- Excerpt -

To overcome the above deficiency in low pass filtering correction at the edge or boundary of an organ or other tissue structure, certain hybrid filtering techniques have been developed. Some of such techniques are set forth in the following references: Surface Coil MR Imaging of the Human Brain with an Analytic Reception Profile Correction, JMRI 5, 139-144, by S. E. Moyher, D. B. Vigeron, and S. J. Nelson; Phased Array Detectors and an Automated Intensity Correction Algorithm for High Resolution MR Imaging of the Human Brain, JMRI (1995), by L L. Wald, L. Carvajal, S. E. Moyher, S. J. Nelson, P. E. Grant, A. J. Barkovich, and D. B. Vingeron; Phased Array Image Intensity Correction: An Algorithm to Remove Intensity Variations in MR Images Resulting from the Inhomogeneous Sensitivity Profiles of Phased Array Surface Coils, a Master's thesis by J. Murakami (1995), University of Washington, Seattle, and in U.S. Pat. No. 5,943,433.

- Required action -
Answer these questions about the excerpt on hybrid filtering:
(a) Where does low pass filtering correction fall short, according to the excerpt?
(b) At which university was the Master's thesis by J. Murakami written?
(c) Which U.S. patent number appears among the references?
The material that follows has nothing to do with the text above.

- Recorded information -
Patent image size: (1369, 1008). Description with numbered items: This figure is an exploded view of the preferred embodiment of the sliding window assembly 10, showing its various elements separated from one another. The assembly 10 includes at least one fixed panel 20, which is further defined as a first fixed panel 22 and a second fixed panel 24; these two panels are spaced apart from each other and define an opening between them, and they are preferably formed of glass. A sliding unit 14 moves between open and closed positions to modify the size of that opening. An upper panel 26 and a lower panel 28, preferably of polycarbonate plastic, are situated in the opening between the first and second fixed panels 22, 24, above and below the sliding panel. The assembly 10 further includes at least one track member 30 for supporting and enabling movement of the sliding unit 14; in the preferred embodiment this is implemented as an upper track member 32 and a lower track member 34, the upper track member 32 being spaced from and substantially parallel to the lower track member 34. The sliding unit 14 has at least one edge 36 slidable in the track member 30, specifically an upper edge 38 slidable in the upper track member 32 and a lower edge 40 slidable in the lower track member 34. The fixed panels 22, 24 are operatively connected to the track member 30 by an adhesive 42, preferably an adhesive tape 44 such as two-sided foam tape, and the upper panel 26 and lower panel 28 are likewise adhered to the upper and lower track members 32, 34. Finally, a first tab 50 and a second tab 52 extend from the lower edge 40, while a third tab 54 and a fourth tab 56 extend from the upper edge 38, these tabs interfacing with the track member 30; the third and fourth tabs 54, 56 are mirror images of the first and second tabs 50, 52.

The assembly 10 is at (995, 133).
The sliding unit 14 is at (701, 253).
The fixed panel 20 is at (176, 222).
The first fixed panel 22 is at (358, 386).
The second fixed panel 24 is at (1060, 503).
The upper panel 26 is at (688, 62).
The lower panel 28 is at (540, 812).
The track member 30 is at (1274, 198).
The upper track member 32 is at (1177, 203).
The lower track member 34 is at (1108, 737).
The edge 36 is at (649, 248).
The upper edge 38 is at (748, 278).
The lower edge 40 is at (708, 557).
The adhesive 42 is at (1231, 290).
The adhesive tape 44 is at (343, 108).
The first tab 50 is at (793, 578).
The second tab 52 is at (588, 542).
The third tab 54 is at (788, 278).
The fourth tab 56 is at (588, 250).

- Output for this task -
(a) At the edge or boundary of an organ or other tissue structure.
(b) University of Washington, Seattle.
(c) U.S. Pat. No. 5,943,433.